**Given instruction**
Restate the records below word for word, and omit the images they hold.
^^^^
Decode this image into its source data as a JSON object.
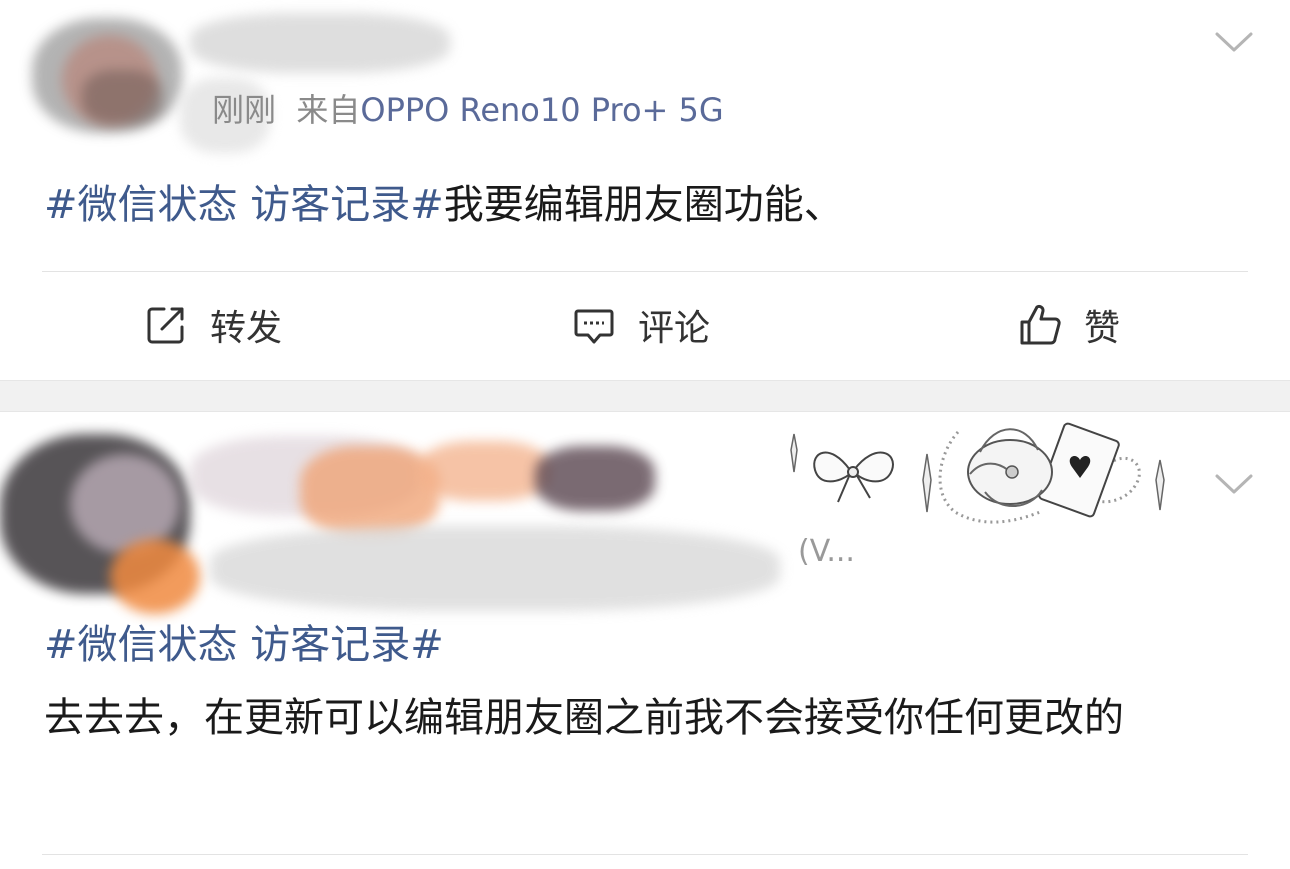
{
  "posts": [
    {
      "meta": {
        "time": "刚刚",
        "source_prefix": "来自",
        "device": "OPPO Reno10 Pro+ 5G"
      },
      "content": {
        "topic": "#微信状态 访客记录#",
        "text": "我要编辑朋友圈功能、"
      },
      "actions": {
        "repost": "转发",
        "comment": "评论",
        "like": "赞"
      }
    },
    {
      "meta": {
        "truncated": "(V..."
      },
      "content": {
        "topic": "#微信状态 访客记录#",
        "text": "去去去，在更新可以编辑朋友圈之前我不会接受你任何更改的"
      }
    }
  ],
  "icons": {
    "repost": "repost-icon",
    "comment": "comment-icon",
    "like": "thumbs-up-icon",
    "menu": "chevron-down-icon"
  },
  "colors": {
    "topic": "#3f5a8c",
    "device": "#5a6a99",
    "separator": "#f1f1f1"
  }
}
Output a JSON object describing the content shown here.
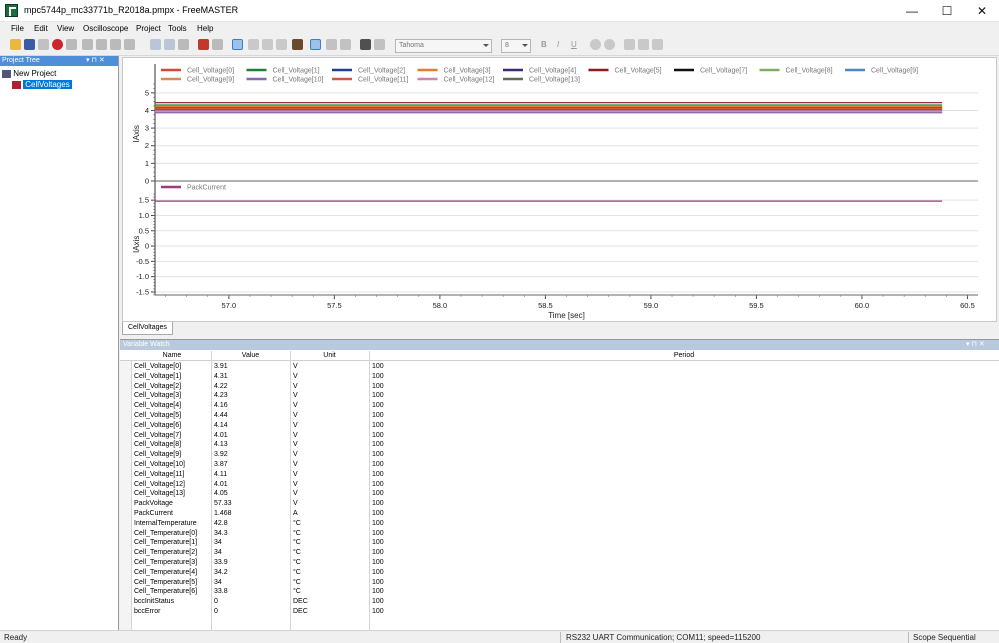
{
  "window": {
    "title": "mpc5744p_mc33771b_R2018a.pmpx - FreeMASTER",
    "minimize": "—",
    "maximize": "☐",
    "close": "✕"
  },
  "menu": [
    "File",
    "Edit",
    "View",
    "Oscilloscope",
    "Project",
    "Tools",
    "Help"
  ],
  "toolbar": {
    "font_name": "Tahoma",
    "font_size": "8",
    "bold": "B",
    "italic": "I",
    "underline": "U"
  },
  "project_tree": {
    "title": "Project Tree",
    "controls": "▾ ⊓ ✕",
    "root": "New Project",
    "child": "CellVoltages"
  },
  "scope_tab": "CellVoltages",
  "colors": {
    "Cell_Voltage[0]": "#d3483b",
    "Cell_Voltage[1]": "#1a8040",
    "Cell_Voltage[2]": "#213f8f",
    "Cell_Voltage[3]": "#e37c2d",
    "Cell_Voltage[4]": "#3a2b7a",
    "Cell_Voltage[5]": "#8a1c1c",
    "Cell_Voltage[7]": "#111111",
    "Cell_Voltage[8]": "#7bb063",
    "Cell_Voltage[9]": "#4e86c6",
    "Cell_Voltage[9b]": "#d58d56",
    "Cell_Voltage[10]": "#8668b8",
    "Cell_Voltage[11]": "#c35d44",
    "Cell_Voltage[12]": "#d482b4",
    "Cell_Voltage[13]": "#5b6b5e",
    "PackCurrent": "#9c3c7a"
  },
  "chart_data": [
    {
      "type": "line",
      "ylabel": "IAxis",
      "xlabel": "",
      "ylim": [
        0,
        5.5
      ],
      "yticks": [
        "0",
        "1",
        "2",
        "3",
        "4",
        "5"
      ],
      "xlim": [
        56.65,
        60.55
      ],
      "grid": true,
      "legend": "top",
      "series": [
        {
          "name": "Cell_Voltage[0]",
          "values": [
            3.91,
            3.91
          ],
          "color": "#d3483b"
        },
        {
          "name": "Cell_Voltage[1]",
          "values": [
            4.31,
            4.31
          ],
          "color": "#1a8040"
        },
        {
          "name": "Cell_Voltage[2]",
          "values": [
            4.22,
            4.22
          ],
          "color": "#213f8f"
        },
        {
          "name": "Cell_Voltage[3]",
          "values": [
            4.23,
            4.23
          ],
          "color": "#e37c2d"
        },
        {
          "name": "Cell_Voltage[4]",
          "values": [
            4.16,
            4.16
          ],
          "color": "#3a2b7a"
        },
        {
          "name": "Cell_Voltage[5]",
          "values": [
            4.44,
            4.44
          ],
          "color": "#8a1c1c"
        },
        {
          "name": "Cell_Voltage[7]",
          "values": [
            4.01,
            4.01
          ],
          "color": "#111111"
        },
        {
          "name": "Cell_Voltage[8]",
          "values": [
            4.13,
            4.13
          ],
          "color": "#7bb063"
        },
        {
          "name": "Cell_Voltage[9]",
          "values": [
            3.92,
            3.92
          ],
          "color": "#4e86c6"
        },
        {
          "name": "Cell_Voltage[9]",
          "values": [
            3.92,
            3.92
          ],
          "color": "#d58d56"
        },
        {
          "name": "Cell_Voltage[10]",
          "values": [
            3.87,
            3.87
          ],
          "color": "#8668b8"
        },
        {
          "name": "Cell_Voltage[11]",
          "values": [
            4.11,
            4.11
          ],
          "color": "#c35d44"
        },
        {
          "name": "Cell_Voltage[12]",
          "values": [
            4.01,
            4.01
          ],
          "color": "#d482b4"
        },
        {
          "name": "Cell_Voltage[13]",
          "values": [
            4.05,
            4.05
          ],
          "color": "#5b6b5e"
        }
      ],
      "x": [
        56.65,
        60.38
      ]
    },
    {
      "type": "line",
      "ylabel": "IAxis",
      "xlabel": "Time [sec]",
      "ylim": [
        -1.6,
        1.8
      ],
      "yticks": [
        "-1.5",
        "-1.0",
        "-0.5",
        "0",
        "0.5",
        "1.0",
        "1.5"
      ],
      "xticks": [
        "57.0",
        "57.5",
        "58.0",
        "58.5",
        "59.0",
        "59.5",
        "60.0",
        "60.5"
      ],
      "xlim": [
        56.65,
        60.55
      ],
      "grid": true,
      "legend": "top-left",
      "series": [
        {
          "name": "PackCurrent",
          "values": [
            1.468,
            1.468
          ],
          "color": "#9c3c7a"
        }
      ],
      "x": [
        56.65,
        60.38
      ]
    }
  ],
  "variable_watch": {
    "title": "Variable Watch",
    "controls": "▾ ⊓ ✕",
    "columns": [
      "Name",
      "Value",
      "Unit",
      "Period"
    ],
    "rows": [
      [
        "Cell_Voltage[0]",
        "3.91",
        "V",
        "100"
      ],
      [
        "Cell_Voltage[1]",
        "4.31",
        "V",
        "100"
      ],
      [
        "Cell_Voltage[2]",
        "4.22",
        "V",
        "100"
      ],
      [
        "Cell_Voltage[3]",
        "4.23",
        "V",
        "100"
      ],
      [
        "Cell_Voltage[4]",
        "4.16",
        "V",
        "100"
      ],
      [
        "Cell_Voltage[5]",
        "4.44",
        "V",
        "100"
      ],
      [
        "Cell_Voltage[6]",
        "4.14",
        "V",
        "100"
      ],
      [
        "Cell_Voltage[7]",
        "4.01",
        "V",
        "100"
      ],
      [
        "Cell_Voltage[8]",
        "4.13",
        "V",
        "100"
      ],
      [
        "Cell_Voltage[9]",
        "3.92",
        "V",
        "100"
      ],
      [
        "Cell_Voltage[10]",
        "3.87",
        "V",
        "100"
      ],
      [
        "Cell_Voltage[11]",
        "4.11",
        "V",
        "100"
      ],
      [
        "Cell_Voltage[12]",
        "4.01",
        "V",
        "100"
      ],
      [
        "Cell_Voltage[13]",
        "4.05",
        "V",
        "100"
      ],
      [
        "PackVoltage",
        "57.33",
        "V",
        "100"
      ],
      [
        "PackCurrent",
        "1.468",
        "A",
        "100"
      ],
      [
        "InternalTemperature",
        "42.8",
        "°C",
        "100"
      ],
      [
        "Cell_Temperature[0]",
        "34.3",
        "°C",
        "100"
      ],
      [
        "Cell_Temperature[1]",
        "34",
        "°C",
        "100"
      ],
      [
        "Cell_Temperature[2]",
        "34",
        "°C",
        "100"
      ],
      [
        "Cell_Temperature[3]",
        "33.9",
        "°C",
        "100"
      ],
      [
        "Cell_Temperature[4]",
        "34.2",
        "°C",
        "100"
      ],
      [
        "Cell_Temperature[5]",
        "34",
        "°C",
        "100"
      ],
      [
        "Cell_Temperature[6]",
        "33.8",
        "°C",
        "100"
      ],
      [
        "bccInitStatus",
        "0",
        "DEC",
        "100"
      ],
      [
        "bccError",
        "0",
        "DEC",
        "100"
      ]
    ]
  },
  "status": {
    "left": "Ready",
    "middle": "RS232 UART Communication; COM11; speed=115200",
    "right": "Scope Sequential"
  }
}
^^^^
**Solution to the problem**
Decode this image into its source data as a JSON object.
{
  "posts": [
    {
      "meta": {
        "time": "刚刚",
        "source_prefix": "来自",
        "device": "OPPO Reno10 Pro+ 5G"
      },
      "content": {
        "topic": "#微信状态 访客记录#",
        "text": "我要编辑朋友圈功能、"
      },
      "actions": {
        "repost": "转发",
        "comment": "评论",
        "like": "赞"
      }
    },
    {
      "meta": {
        "truncated": "(V..."
      },
      "content": {
        "topic": "#微信状态 访客记录#",
        "text": "去去去，在更新可以编辑朋友圈之前我不会接受你任何更改的"
      }
    }
  ],
  "icons": {
    "repost": "repost-icon",
    "comment": "comment-icon",
    "like": "thumbs-up-icon",
    "menu": "chevron-down-icon"
  },
  "colors": {
    "topic": "#3f5a8c",
    "device": "#5a6a99",
    "separator": "#f1f1f1"
  }
}
Output a JSON object describing the content shown here.
{
  "window": {
    "title": "mpc5744p_mc33771b_R2018a.pmpx - FreeMASTER",
    "minimize": "—",
    "maximize": "☐",
    "close": "✕"
  },
  "menu": [
    "File",
    "Edit",
    "View",
    "Oscilloscope",
    "Project",
    "Tools",
    "Help"
  ],
  "toolbar": {
    "font_name": "Tahoma",
    "font_size": "8",
    "bold": "B",
    "italic": "I",
    "underline": "U"
  },
  "project_tree": {
    "title": "Project Tree",
    "controls": "▾ ⊓ ✕",
    "root": "New Project",
    "child": "CellVoltages"
  },
  "scope_tab": "CellVoltages",
  "colors": {
    "Cell_Voltage[0]": "#d3483b",
    "Cell_Voltage[1]": "#1a8040",
    "Cell_Voltage[2]": "#213f8f",
    "Cell_Voltage[3]": "#e37c2d",
    "Cell_Voltage[4]": "#3a2b7a",
    "Cell_Voltage[5]": "#8a1c1c",
    "Cell_Voltage[7]": "#111111",
    "Cell_Voltage[8]": "#7bb063",
    "Cell_Voltage[9]": "#4e86c6",
    "Cell_Voltage[9b]": "#d58d56",
    "Cell_Voltage[10]": "#8668b8",
    "Cell_Voltage[11]": "#c35d44",
    "Cell_Voltage[12]": "#d482b4",
    "Cell_Voltage[13]": "#5b6b5e",
    "PackCurrent": "#9c3c7a"
  },
  "chart_data": [
    {
      "type": "line",
      "ylabel": "IAxis",
      "xlabel": "",
      "ylim": [
        0,
        5.5
      ],
      "yticks": [
        "0",
        "1",
        "2",
        "3",
        "4",
        "5"
      ],
      "xlim": [
        56.65,
        60.55
      ],
      "grid": true,
      "legend": "top",
      "series": [
        {
          "name": "Cell_Voltage[0]",
          "values": [
            3.91,
            3.91
          ],
          "color": "#d3483b"
        },
        {
          "name": "Cell_Voltage[1]",
          "values": [
            4.31,
            4.31
          ],
          "color": "#1a8040"
        },
        {
          "name": "Cell_Voltage[2]",
          "values": [
            4.22,
            4.22
          ],
          "color": "#213f8f"
        },
        {
          "name": "Cell_Voltage[3]",
          "values": [
            4.23,
            4.23
          ],
          "color": "#e37c2d"
        },
        {
          "name": "Cell_Voltage[4]",
          "values": [
            4.16,
            4.16
          ],
          "color": "#3a2b7a"
        },
        {
          "name": "Cell_Voltage[5]",
          "values": [
            4.44,
            4.44
          ],
          "color": "#8a1c1c"
        },
        {
          "name": "Cell_Voltage[7]",
          "values": [
            4.01,
            4.01
          ],
          "color": "#111111"
        },
        {
          "name": "Cell_Voltage[8]",
          "values": [
            4.13,
            4.13
          ],
          "color": "#7bb063"
        },
        {
          "name": "Cell_Voltage[9]",
          "values": [
            3.92,
            3.92
          ],
          "color": "#4e86c6"
        },
        {
          "name": "Cell_Voltage[9]",
          "values": [
            3.92,
            3.92
          ],
          "color": "#d58d56"
        },
        {
          "name": "Cell_Voltage[10]",
          "values": [
            3.87,
            3.87
          ],
          "color": "#8668b8"
        },
        {
          "name": "Cell_Voltage[11]",
          "values": [
            4.11,
            4.11
          ],
          "color": "#c35d44"
        },
        {
          "name": "Cell_Voltage[12]",
          "values": [
            4.01,
            4.01
          ],
          "color": "#d482b4"
        },
        {
          "name": "Cell_Voltage[13]",
          "values": [
            4.05,
            4.05
          ],
          "color": "#5b6b5e"
        }
      ],
      "x": [
        56.65,
        60.38
      ]
    },
    {
      "type": "line",
      "ylabel": "IAxis",
      "xlabel": "Time [sec]",
      "ylim": [
        -1.6,
        1.8
      ],
      "yticks": [
        "-1.5",
        "-1.0",
        "-0.5",
        "0",
        "0.5",
        "1.0",
        "1.5"
      ],
      "xticks": [
        "57.0",
        "57.5",
        "58.0",
        "58.5",
        "59.0",
        "59.5",
        "60.0",
        "60.5"
      ],
      "xlim": [
        56.65,
        60.55
      ],
      "grid": true,
      "legend": "top-left",
      "series": [
        {
          "name": "PackCurrent",
          "values": [
            1.468,
            1.468
          ],
          "color": "#9c3c7a"
        }
      ],
      "x": [
        56.65,
        60.38
      ]
    }
  ],
  "variable_watch": {
    "title": "Variable Watch",
    "controls": "▾ ⊓ ✕",
    "columns": [
      "Name",
      "Value",
      "Unit",
      "Period"
    ],
    "rows": [
      [
        "Cell_Voltage[0]",
        "3.91",
        "V",
        "100"
      ],
      [
        "Cell_Voltage[1]",
        "4.31",
        "V",
        "100"
      ],
      [
        "Cell_Voltage[2]",
        "4.22",
        "V",
        "100"
      ],
      [
        "Cell_Voltage[3]",
        "4.23",
        "V",
        "100"
      ],
      [
        "Cell_Voltage[4]",
        "4.16",
        "V",
        "100"
      ],
      [
        "Cell_Voltage[5]",
        "4.44",
        "V",
        "100"
      ],
      [
        "Cell_Voltage[6]",
        "4.14",
        "V",
        "100"
      ],
      [
        "Cell_Voltage[7]",
        "4.01",
        "V",
        "100"
      ],
      [
        "Cell_Voltage[8]",
        "4.13",
        "V",
        "100"
      ],
      [
        "Cell_Voltage[9]",
        "3.92",
        "V",
        "100"
      ],
      [
        "Cell_Voltage[10]",
        "3.87",
        "V",
        "100"
      ],
      [
        "Cell_Voltage[11]",
        "4.11",
        "V",
        "100"
      ],
      [
        "Cell_Voltage[12]",
        "4.01",
        "V",
        "100"
      ],
      [
        "Cell_Voltage[13]",
        "4.05",
        "V",
        "100"
      ],
      [
        "PackVoltage",
        "57.33",
        "V",
        "100"
      ],
      [
        "PackCurrent",
        "1.468",
        "A",
        "100"
      ],
      [
        "InternalTemperature",
        "42.8",
        "°C",
        "100"
      ],
      [
        "Cell_Temperature[0]",
        "34.3",
        "°C",
        "100"
      ],
      [
        "Cell_Temperature[1]",
        "34",
        "°C",
        "100"
      ],
      [
        "Cell_Temperature[2]",
        "34",
        "°C",
        "100"
      ],
      [
        "Cell_Temperature[3]",
        "33.9",
        "°C",
        "100"
      ],
      [
        "Cell_Temperature[4]",
        "34.2",
        "°C",
        "100"
      ],
      [
        "Cell_Temperature[5]",
        "34",
        "°C",
        "100"
      ],
      [
        "Cell_Temperature[6]",
        "33.8",
        "°C",
        "100"
      ],
      [
        "bccInitStatus",
        "0",
        "DEC",
        "100"
      ],
      [
        "bccError",
        "0",
        "DEC",
        "100"
      ]
    ]
  },
  "status": {
    "left": "Ready",
    "middle": "RS232 UART Communication; COM11; speed=115200",
    "right": "Scope Sequential"
  }
}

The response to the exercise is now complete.